## Begin

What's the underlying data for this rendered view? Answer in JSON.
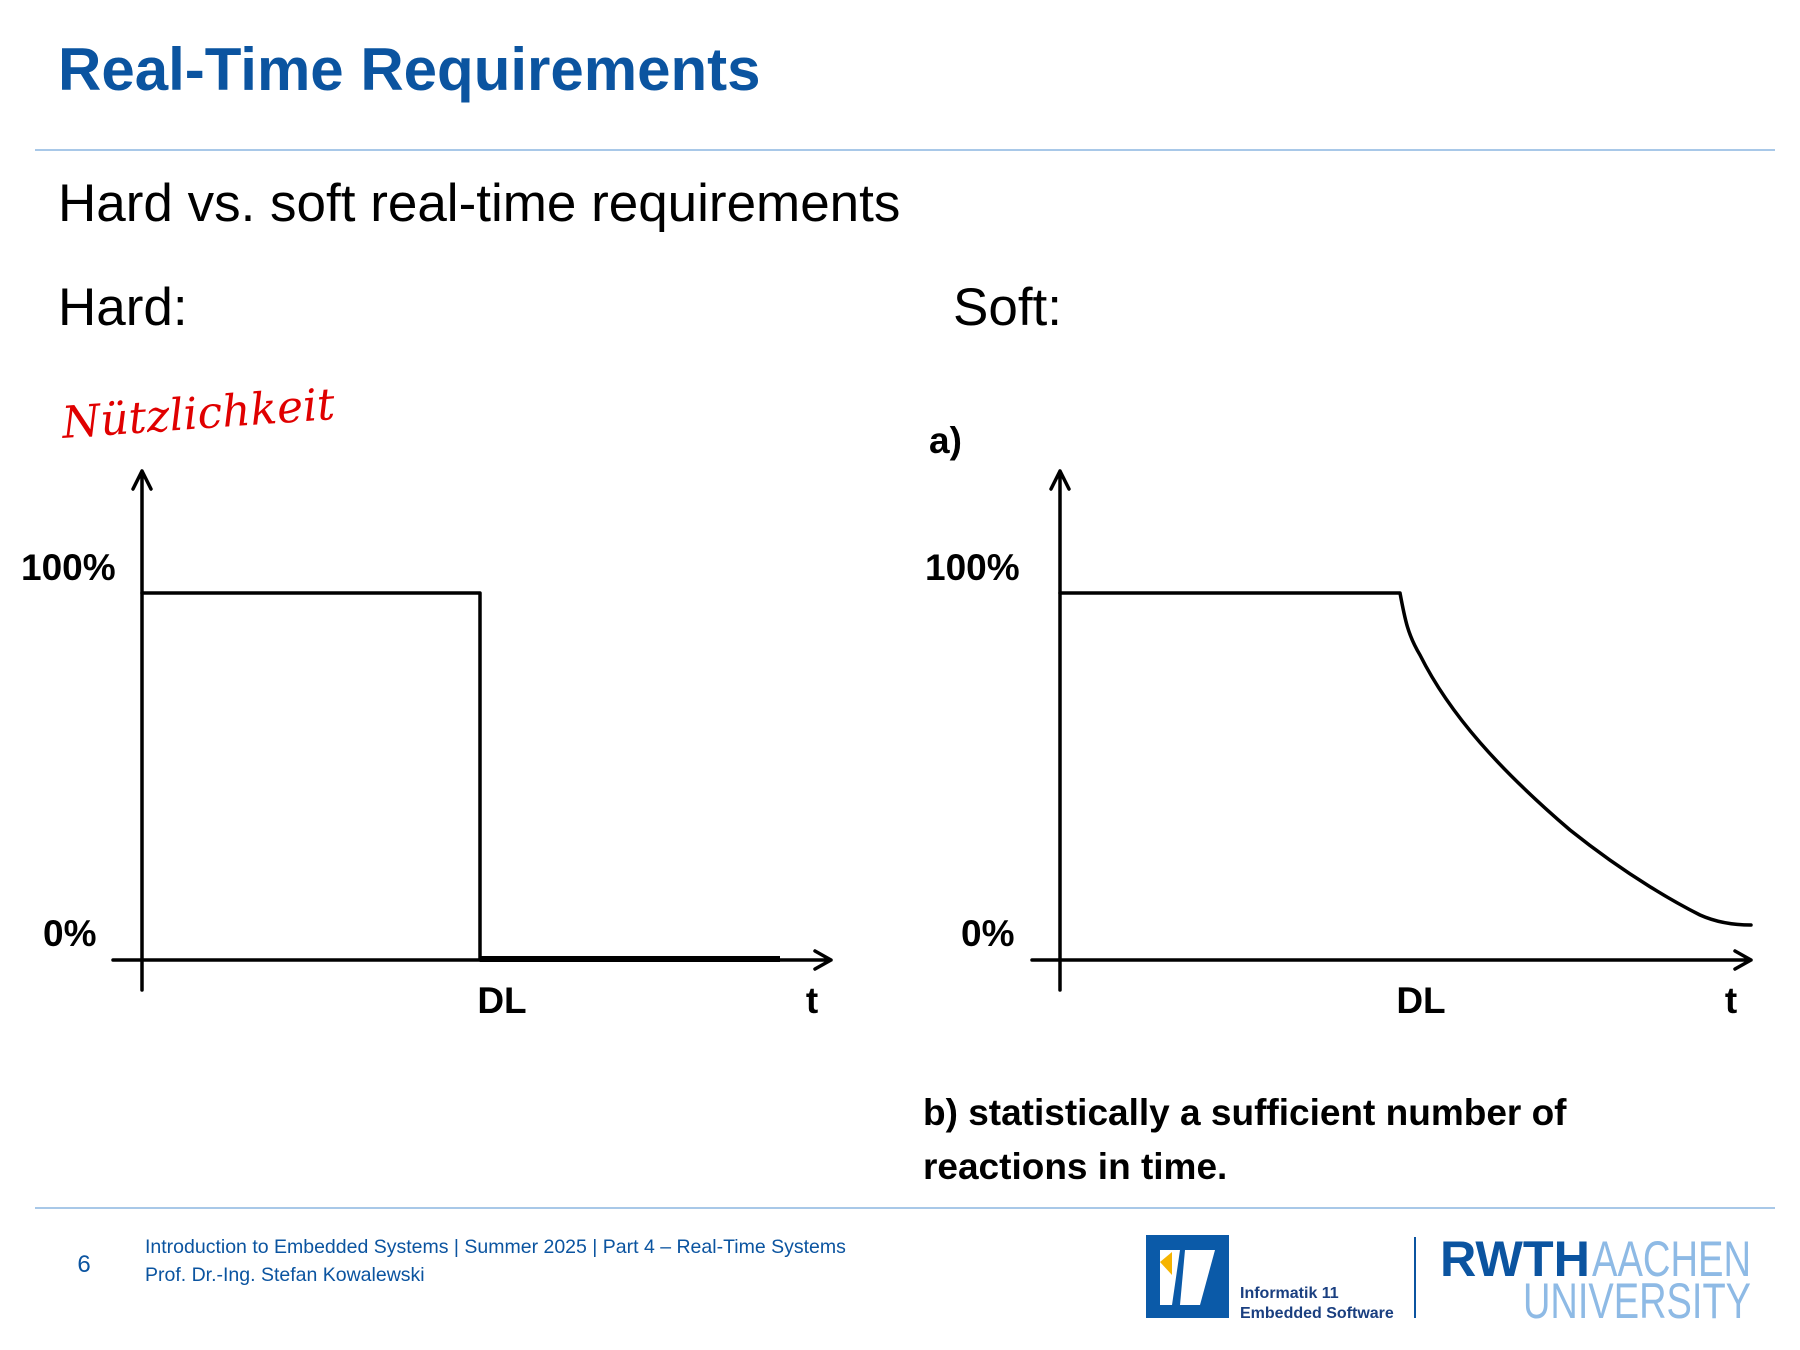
{
  "header": {
    "title": "Real-Time Requirements"
  },
  "subtitle": "Hard vs. soft real-time requirements",
  "hard": {
    "heading": "Hard:",
    "annotation": "Nützlichkeit",
    "label_high": "100%",
    "label_low": "0%",
    "label_deadline": "DL",
    "label_time": "t"
  },
  "soft": {
    "heading": "Soft:",
    "item_a": "a)",
    "label_high": "100%",
    "label_low": "0%",
    "label_deadline": "DL",
    "label_time": "t",
    "item_b": [
      "b) statistically a sufficient number of",
      "reactions in time."
    ]
  },
  "footer": {
    "page": "6",
    "lines": [
      "Introduction to Embedded Systems | Summer 2025 | Part 4 – Real-Time Systems",
      "Prof. Dr.-Ing. Stefan Kowalewski"
    ],
    "institute": [
      "Informatik 11",
      "Embedded Software"
    ],
    "university": [
      "RWTH",
      "AACHEN",
      "UNIVERSITY"
    ]
  }
}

## End

Print the listing above in full, exactly as written. Omit any pictures.

• Response to the task:
What's the underlying data for this rendered view? Answer in JSON.
{
  "header": {
    "title": "Real-Time Requirements"
  },
  "subtitle": "Hard vs. soft real-time requirements",
  "hard": {
    "heading": "Hard:",
    "annotation": "Nützlichkeit",
    "label_high": "100%",
    "label_low": "0%",
    "label_deadline": "DL",
    "label_time": "t"
  },
  "soft": {
    "heading": "Soft:",
    "item_a": "a)",
    "label_high": "100%",
    "label_low": "0%",
    "label_deadline": "DL",
    "label_time": "t",
    "item_b": [
      "b) statistically a sufficient number of",
      "reactions in time."
    ]
  },
  "footer": {
    "page": "6",
    "lines": [
      "Introduction to Embedded Systems | Summer 2025 | Part 4 – Real-Time Systems",
      "Prof. Dr.-Ing. Stefan Kowalewski"
    ],
    "institute": [
      "Informatik 11",
      "Embedded Software"
    ],
    "university": [
      "RWTH",
      "AACHEN",
      "UNIVERSITY"
    ]
  }
}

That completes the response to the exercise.